EXERCISE PROMPT:
Go through the entries below and copy each line containing the word "Чубарова".

RECORDED DATA:
########################################
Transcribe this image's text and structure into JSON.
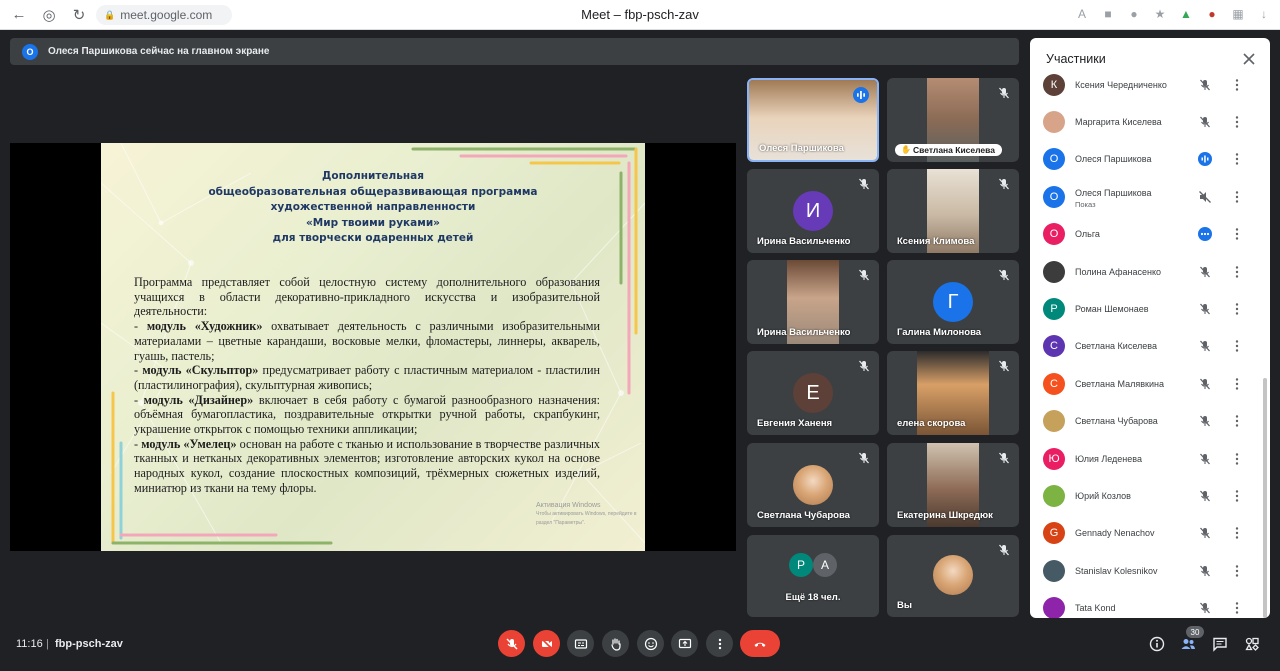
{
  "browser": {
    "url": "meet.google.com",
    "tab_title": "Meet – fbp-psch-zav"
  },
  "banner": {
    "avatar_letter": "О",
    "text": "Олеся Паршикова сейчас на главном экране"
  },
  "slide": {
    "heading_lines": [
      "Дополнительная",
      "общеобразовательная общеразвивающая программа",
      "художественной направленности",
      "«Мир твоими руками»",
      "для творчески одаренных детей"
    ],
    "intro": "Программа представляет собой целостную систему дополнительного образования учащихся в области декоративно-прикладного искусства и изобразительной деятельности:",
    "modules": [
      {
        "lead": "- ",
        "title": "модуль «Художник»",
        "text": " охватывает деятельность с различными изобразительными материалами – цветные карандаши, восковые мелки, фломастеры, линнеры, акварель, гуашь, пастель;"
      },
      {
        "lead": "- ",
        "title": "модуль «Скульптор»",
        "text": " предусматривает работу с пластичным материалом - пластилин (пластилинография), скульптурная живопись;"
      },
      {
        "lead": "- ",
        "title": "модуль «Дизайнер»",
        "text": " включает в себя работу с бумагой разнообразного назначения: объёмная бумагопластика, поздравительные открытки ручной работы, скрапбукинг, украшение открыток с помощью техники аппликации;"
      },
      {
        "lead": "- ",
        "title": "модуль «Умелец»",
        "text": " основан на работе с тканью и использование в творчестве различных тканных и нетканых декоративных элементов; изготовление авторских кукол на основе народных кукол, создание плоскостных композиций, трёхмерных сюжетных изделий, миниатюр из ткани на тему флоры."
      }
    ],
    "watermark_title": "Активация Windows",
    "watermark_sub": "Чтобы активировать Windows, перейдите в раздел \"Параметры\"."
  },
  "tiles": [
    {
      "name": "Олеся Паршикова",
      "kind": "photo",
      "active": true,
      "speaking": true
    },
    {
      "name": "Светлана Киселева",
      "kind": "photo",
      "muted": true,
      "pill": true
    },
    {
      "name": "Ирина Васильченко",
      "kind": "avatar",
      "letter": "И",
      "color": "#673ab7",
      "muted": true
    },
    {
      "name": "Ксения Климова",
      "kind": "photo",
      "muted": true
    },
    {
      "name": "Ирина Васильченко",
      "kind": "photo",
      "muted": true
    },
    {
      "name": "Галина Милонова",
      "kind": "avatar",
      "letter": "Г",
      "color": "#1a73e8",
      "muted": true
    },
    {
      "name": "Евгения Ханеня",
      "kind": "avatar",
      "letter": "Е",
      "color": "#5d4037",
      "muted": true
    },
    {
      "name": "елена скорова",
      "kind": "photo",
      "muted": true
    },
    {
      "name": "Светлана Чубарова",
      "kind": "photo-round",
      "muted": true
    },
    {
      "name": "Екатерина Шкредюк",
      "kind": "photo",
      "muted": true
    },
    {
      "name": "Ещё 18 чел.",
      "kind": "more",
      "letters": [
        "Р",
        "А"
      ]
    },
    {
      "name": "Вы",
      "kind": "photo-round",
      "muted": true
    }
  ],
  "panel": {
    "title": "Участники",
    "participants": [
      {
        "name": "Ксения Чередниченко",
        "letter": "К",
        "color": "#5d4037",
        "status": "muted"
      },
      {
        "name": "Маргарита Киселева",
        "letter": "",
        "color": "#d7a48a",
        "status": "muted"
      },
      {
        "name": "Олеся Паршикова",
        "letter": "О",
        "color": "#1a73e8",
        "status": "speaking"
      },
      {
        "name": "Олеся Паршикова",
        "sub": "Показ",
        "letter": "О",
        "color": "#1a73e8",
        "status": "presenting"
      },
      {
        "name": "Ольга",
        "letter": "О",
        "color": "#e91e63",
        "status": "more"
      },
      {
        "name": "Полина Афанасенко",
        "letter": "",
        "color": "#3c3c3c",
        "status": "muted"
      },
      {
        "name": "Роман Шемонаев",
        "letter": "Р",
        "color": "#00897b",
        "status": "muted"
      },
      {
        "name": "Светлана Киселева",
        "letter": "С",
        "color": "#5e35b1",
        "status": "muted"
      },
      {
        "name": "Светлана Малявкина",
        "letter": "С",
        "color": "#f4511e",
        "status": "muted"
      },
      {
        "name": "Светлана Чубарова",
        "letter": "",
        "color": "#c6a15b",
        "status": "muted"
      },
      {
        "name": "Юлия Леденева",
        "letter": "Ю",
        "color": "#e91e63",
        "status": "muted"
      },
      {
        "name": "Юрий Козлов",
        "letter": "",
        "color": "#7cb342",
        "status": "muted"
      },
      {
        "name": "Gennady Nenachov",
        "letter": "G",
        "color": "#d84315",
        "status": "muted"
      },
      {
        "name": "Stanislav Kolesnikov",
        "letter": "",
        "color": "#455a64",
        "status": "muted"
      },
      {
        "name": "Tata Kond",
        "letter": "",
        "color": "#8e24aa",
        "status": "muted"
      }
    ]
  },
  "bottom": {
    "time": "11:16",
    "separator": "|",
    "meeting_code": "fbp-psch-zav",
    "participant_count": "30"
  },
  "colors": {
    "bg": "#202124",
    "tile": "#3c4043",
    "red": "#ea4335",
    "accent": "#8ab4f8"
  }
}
########################################
FINAL ANSWER:
      "name": "Светлана Чубарова",
        "name": "Светлана Чубарова",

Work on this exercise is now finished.